Exercise =>
Tally how many lines hold the string "utan". Your reply should be that number alone.

[A block of data]
********

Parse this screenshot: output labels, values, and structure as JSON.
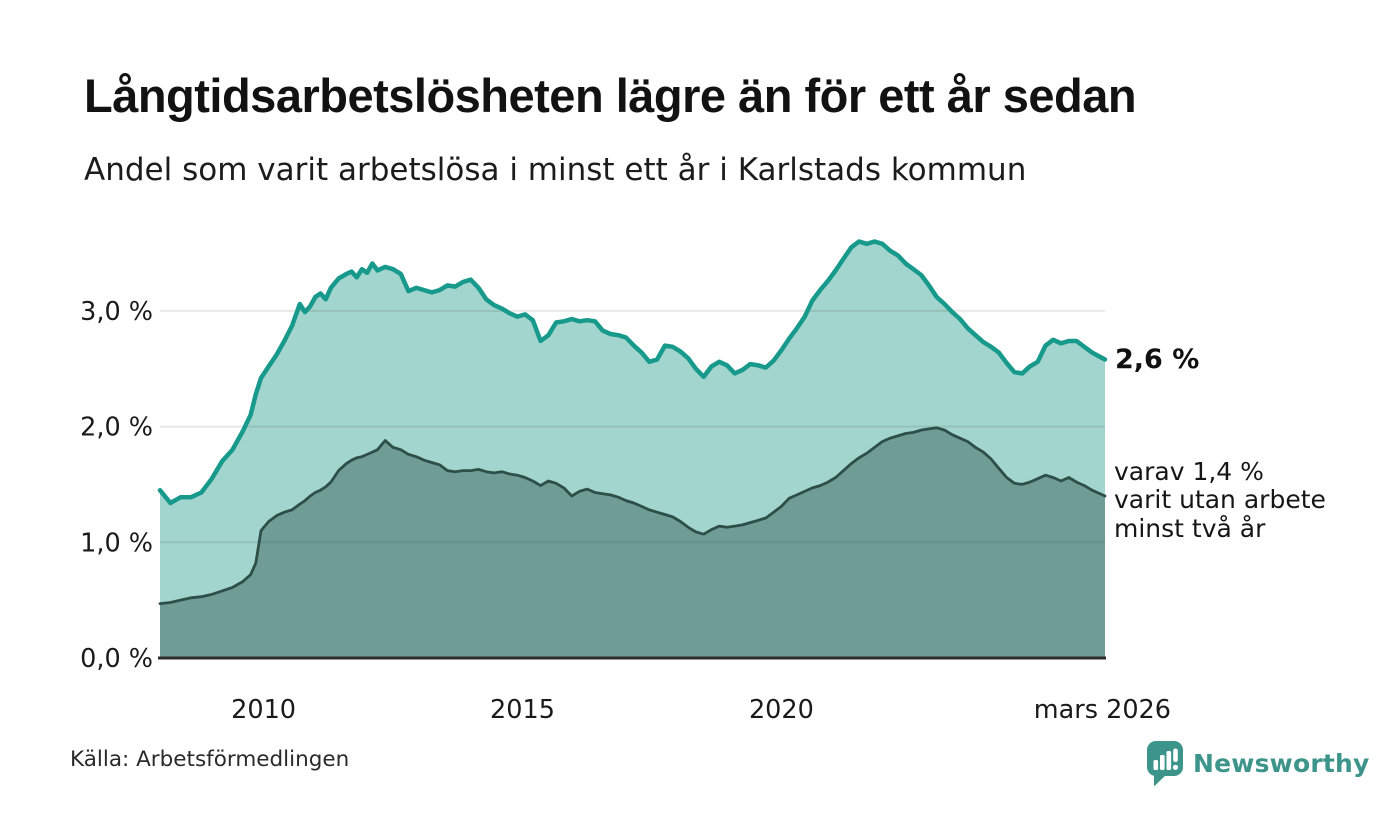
{
  "header": {
    "title": "Långtidsarbetslösheten lägre än för ett år sedan",
    "subtitle": "Andel som varit arbetslösa i minst ett år i Karlstads kommun"
  },
  "annotations": {
    "latest_value": "2,6 %",
    "detail_lines": [
      "varav 1,4 %",
      "varit utan arbete",
      "minst två år"
    ]
  },
  "footer": {
    "source": "Källa: Arbetsförmedlingen",
    "brand": "Newsworthy"
  },
  "colors": {
    "line_1yr": "#17998b",
    "fill_1yr": "#a2d5cd",
    "line_2yr": "#2d4f47",
    "fill_2yr": "#6f9d96",
    "gridline": "rgba(30,30,30,0.10)",
    "axis": "#2b2b2b",
    "tick_text": "#1a1a1a",
    "brand_teal": "#3c948a"
  },
  "chart_data": {
    "type": "area",
    "title": "Långtidsarbetslösheten lägre än för ett år sedan",
    "subtitle": "Andel som varit arbetslösa i minst ett år i Karlstads kommun",
    "unit": "%",
    "grid": true,
    "x_range": [
      2008.0,
      2026.25
    ],
    "y_range": [
      0,
      3.85
    ],
    "y_ticks": [
      {
        "label": "0,0 %",
        "value": 0.0
      },
      {
        "label": "1,0 %",
        "value": 1.0
      },
      {
        "label": "2,0 %",
        "value": 2.0
      },
      {
        "label": "3,0 %",
        "value": 3.0
      }
    ],
    "x_ticks": [
      {
        "label": "2010",
        "x": 2010
      },
      {
        "label": "2015",
        "x": 2015
      },
      {
        "label": "2020",
        "x": 2020
      },
      {
        "label": "mars 2026",
        "x": 2026.2
      }
    ],
    "x": [
      2008.0,
      2008.2,
      2008.4,
      2008.6,
      2008.8,
      2009.0,
      2009.2,
      2009.4,
      2009.6,
      2009.75,
      2009.85,
      2009.95,
      2010.1,
      2010.25,
      2010.4,
      2010.55,
      2010.7,
      2010.8,
      2010.9,
      2011.0,
      2011.1,
      2011.2,
      2011.3,
      2011.45,
      2011.6,
      2011.7,
      2011.8,
      2011.9,
      2012.0,
      2012.1,
      2012.2,
      2012.35,
      2012.5,
      2012.65,
      2012.8,
      2012.95,
      2013.1,
      2013.25,
      2013.4,
      2013.55,
      2013.7,
      2013.85,
      2014.0,
      2014.15,
      2014.3,
      2014.45,
      2014.6,
      2014.75,
      2014.9,
      2015.05,
      2015.2,
      2015.35,
      2015.5,
      2015.65,
      2015.8,
      2015.95,
      2016.1,
      2016.25,
      2016.4,
      2016.55,
      2016.7,
      2016.85,
      2017.0,
      2017.15,
      2017.3,
      2017.45,
      2017.6,
      2017.75,
      2017.9,
      2018.05,
      2018.2,
      2018.35,
      2018.5,
      2018.65,
      2018.8,
      2018.95,
      2019.1,
      2019.25,
      2019.4,
      2019.55,
      2019.7,
      2019.85,
      2020.0,
      2020.15,
      2020.3,
      2020.45,
      2020.6,
      2020.75,
      2020.9,
      2021.05,
      2021.2,
      2021.35,
      2021.5,
      2021.65,
      2021.8,
      2021.95,
      2022.1,
      2022.25,
      2022.4,
      2022.55,
      2022.7,
      2022.85,
      2023.0,
      2023.15,
      2023.3,
      2023.45,
      2023.6,
      2023.75,
      2023.9,
      2024.05,
      2024.2,
      2024.35,
      2024.5,
      2024.65,
      2024.8,
      2024.95,
      2025.1,
      2025.25,
      2025.4,
      2025.55,
      2025.7,
      2025.85,
      2026.0,
      2026.25
    ],
    "series": [
      {
        "name": "Andel arbetslösa minst ett år",
        "end_label": "2,6 %",
        "values": [
          1.45,
          1.34,
          1.39,
          1.39,
          1.43,
          1.55,
          1.7,
          1.8,
          1.96,
          2.1,
          2.28,
          2.42,
          2.52,
          2.62,
          2.74,
          2.87,
          3.06,
          2.99,
          3.04,
          3.12,
          3.15,
          3.1,
          3.2,
          3.28,
          3.32,
          3.34,
          3.29,
          3.36,
          3.33,
          3.41,
          3.35,
          3.38,
          3.36,
          3.32,
          3.17,
          3.2,
          3.18,
          3.16,
          3.18,
          3.22,
          3.21,
          3.25,
          3.27,
          3.2,
          3.1,
          3.05,
          3.02,
          2.98,
          2.95,
          2.97,
          2.92,
          2.74,
          2.79,
          2.9,
          2.91,
          2.93,
          2.91,
          2.92,
          2.91,
          2.83,
          2.8,
          2.79,
          2.77,
          2.7,
          2.64,
          2.56,
          2.58,
          2.7,
          2.69,
          2.65,
          2.59,
          2.5,
          2.43,
          2.52,
          2.56,
          2.53,
          2.46,
          2.49,
          2.54,
          2.53,
          2.51,
          2.57,
          2.66,
          2.76,
          2.85,
          2.95,
          3.09,
          3.18,
          3.26,
          3.35,
          3.45,
          3.55,
          3.6,
          3.58,
          3.6,
          3.58,
          3.52,
          3.48,
          3.41,
          3.36,
          3.31,
          3.22,
          3.12,
          3.06,
          2.99,
          2.93,
          2.85,
          2.79,
          2.73,
          2.69,
          2.64,
          2.55,
          2.47,
          2.46,
          2.52,
          2.56,
          2.7,
          2.75,
          2.72,
          2.74,
          2.74,
          2.69,
          2.64,
          2.58
        ]
      },
      {
        "name": "Andel arbetslösa minst två år",
        "end_label": "varav 1,4 % varit utan arbete minst två år",
        "values": [
          0.47,
          0.48,
          0.5,
          0.52,
          0.53,
          0.55,
          0.58,
          0.61,
          0.66,
          0.72,
          0.82,
          1.1,
          1.18,
          1.23,
          1.26,
          1.28,
          1.33,
          1.36,
          1.4,
          1.43,
          1.45,
          1.48,
          1.52,
          1.62,
          1.68,
          1.71,
          1.73,
          1.74,
          1.76,
          1.78,
          1.8,
          1.88,
          1.82,
          1.8,
          1.76,
          1.74,
          1.71,
          1.69,
          1.67,
          1.62,
          1.61,
          1.62,
          1.62,
          1.63,
          1.61,
          1.6,
          1.61,
          1.59,
          1.58,
          1.56,
          1.53,
          1.49,
          1.53,
          1.51,
          1.47,
          1.4,
          1.44,
          1.46,
          1.43,
          1.42,
          1.41,
          1.39,
          1.36,
          1.34,
          1.31,
          1.28,
          1.26,
          1.24,
          1.22,
          1.18,
          1.13,
          1.09,
          1.07,
          1.11,
          1.14,
          1.13,
          1.14,
          1.15,
          1.17,
          1.19,
          1.21,
          1.26,
          1.31,
          1.38,
          1.41,
          1.44,
          1.47,
          1.49,
          1.52,
          1.56,
          1.62,
          1.68,
          1.73,
          1.77,
          1.82,
          1.87,
          1.9,
          1.92,
          1.94,
          1.95,
          1.97,
          1.98,
          1.99,
          1.97,
          1.93,
          1.9,
          1.87,
          1.82,
          1.78,
          1.72,
          1.64,
          1.56,
          1.51,
          1.5,
          1.52,
          1.55,
          1.58,
          1.56,
          1.53,
          1.56,
          1.52,
          1.49,
          1.45,
          1.4
        ]
      }
    ],
    "legend_position": "annotated-right"
  }
}
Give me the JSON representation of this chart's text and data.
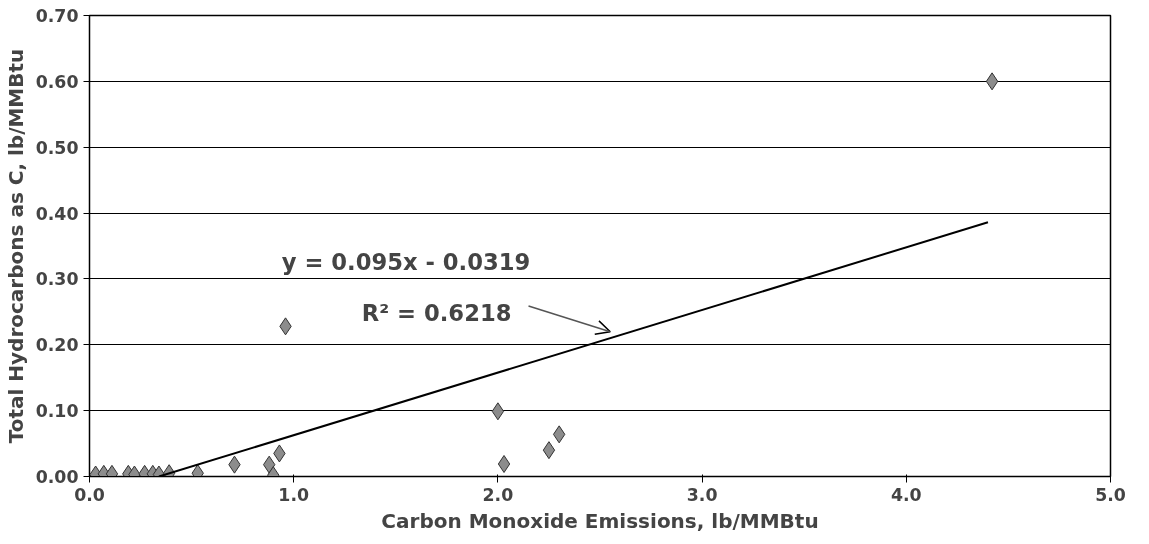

********

Finished answer =>
2